> _Written instruction_: Nothing may be dropped or altered: reproduce all the data.

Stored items
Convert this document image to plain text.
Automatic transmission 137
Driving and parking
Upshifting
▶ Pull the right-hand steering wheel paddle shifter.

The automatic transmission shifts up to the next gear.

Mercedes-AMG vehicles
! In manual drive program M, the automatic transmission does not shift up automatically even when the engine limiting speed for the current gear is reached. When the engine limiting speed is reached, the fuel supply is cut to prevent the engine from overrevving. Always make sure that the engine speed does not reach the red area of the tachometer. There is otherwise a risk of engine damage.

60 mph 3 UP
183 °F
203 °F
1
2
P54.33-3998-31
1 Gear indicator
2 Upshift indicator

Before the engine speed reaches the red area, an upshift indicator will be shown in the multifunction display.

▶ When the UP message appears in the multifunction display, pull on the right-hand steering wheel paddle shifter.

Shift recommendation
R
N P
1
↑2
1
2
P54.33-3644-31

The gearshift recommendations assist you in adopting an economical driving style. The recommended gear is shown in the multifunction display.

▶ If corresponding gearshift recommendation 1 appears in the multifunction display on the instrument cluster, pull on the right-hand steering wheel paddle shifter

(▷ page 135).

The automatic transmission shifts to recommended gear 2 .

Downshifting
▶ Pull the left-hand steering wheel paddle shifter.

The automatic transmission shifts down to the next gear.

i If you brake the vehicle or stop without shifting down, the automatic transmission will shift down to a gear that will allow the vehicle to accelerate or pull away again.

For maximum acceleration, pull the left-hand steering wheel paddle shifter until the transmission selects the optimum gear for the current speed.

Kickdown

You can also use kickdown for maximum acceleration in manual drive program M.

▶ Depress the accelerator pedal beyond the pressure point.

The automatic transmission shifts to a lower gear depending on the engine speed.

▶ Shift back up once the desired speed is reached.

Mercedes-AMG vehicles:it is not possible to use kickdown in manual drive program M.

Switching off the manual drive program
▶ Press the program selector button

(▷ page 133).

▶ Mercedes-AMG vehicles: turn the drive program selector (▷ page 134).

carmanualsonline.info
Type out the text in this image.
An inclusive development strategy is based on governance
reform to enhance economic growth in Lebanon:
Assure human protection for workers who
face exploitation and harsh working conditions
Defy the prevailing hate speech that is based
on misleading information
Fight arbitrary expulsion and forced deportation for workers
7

> _Exercise response_:
Convert this document image to plain text.
Automatic transmission 137
Driving and parking
Upshifting
▶ Pull the right-hand steering wheel paddle shifter.

The automatic transmission shifts up to the next gear.

Mercedes-AMG vehicles
! In manual drive program M, the automatic transmission does not shift up automatically even when the engine limiting speed for the current gear is reached. When the engine limiting speed is reached, the fuel supply is cut to prevent the engine from overrevving. Always make sure that the engine speed does not reach the red area of the tachometer. There is otherwise a risk of engine damage.

60 mph 3 UP
183 °F
203 °F
1
2
P54.33-3998-31
1 Gear indicator
2 Upshift indicator

Before the engine speed reaches the red area, an upshift indicator will be shown in the multifunction display.

▶ When the UP message appears in the multifunction display, pull on the right-hand steering wheel paddle shifter.

Shift recommendation
R
N P
1
↑2
1
2
P54.33-3644-31

The gearshift recommendations assist you in adopting an economical driving style. The recommended gear is shown in the multifunction display.

▶ If corresponding gearshift recommendation 1 appears in the multifunction display on the instrument cluster, pull on the right-hand steering wheel paddle shifter

(▷ page 135).

The automatic transmission shifts to recommended gear 2 .

Downshifting
▶ Pull the left-hand steering wheel paddle shifter.

The automatic transmission shifts down to the next gear.

i If you brake the vehicle or stop without shifting down, the automatic transmission will shift down to a gear that will allow the vehicle to accelerate or pull away again.

For maximum acceleration, pull the left-hand steering wheel paddle shifter until the transmission selects the optimum gear for the current speed.

Kickdown

You can also use kickdown for maximum acceleration in manual drive program M.

▶ Depress the accelerator pedal beyond the pressure point.

The automatic transmission shifts to a lower gear depending on the engine speed.

▶ Shift back up once the desired speed is reached.

Mercedes-AMG vehicles:it is not possible to use kickdown in manual drive program M.

Switching off the manual drive program
▶ Press the program selector button

(▷ page 133).

▶ Mercedes-AMG vehicles: turn the drive program selector (▷ page 134).

carmanualsonline.info
Type out the text in this image.
An inclusive development strategy is based on governance
reform to enhance economic growth in Lebanon:
Assure human protection for workers who
face exploitation and harsh working conditions
Defy the prevailing hate speech that is based
on misleading information
Fight arbitrary expulsion and forced deportation for workers
7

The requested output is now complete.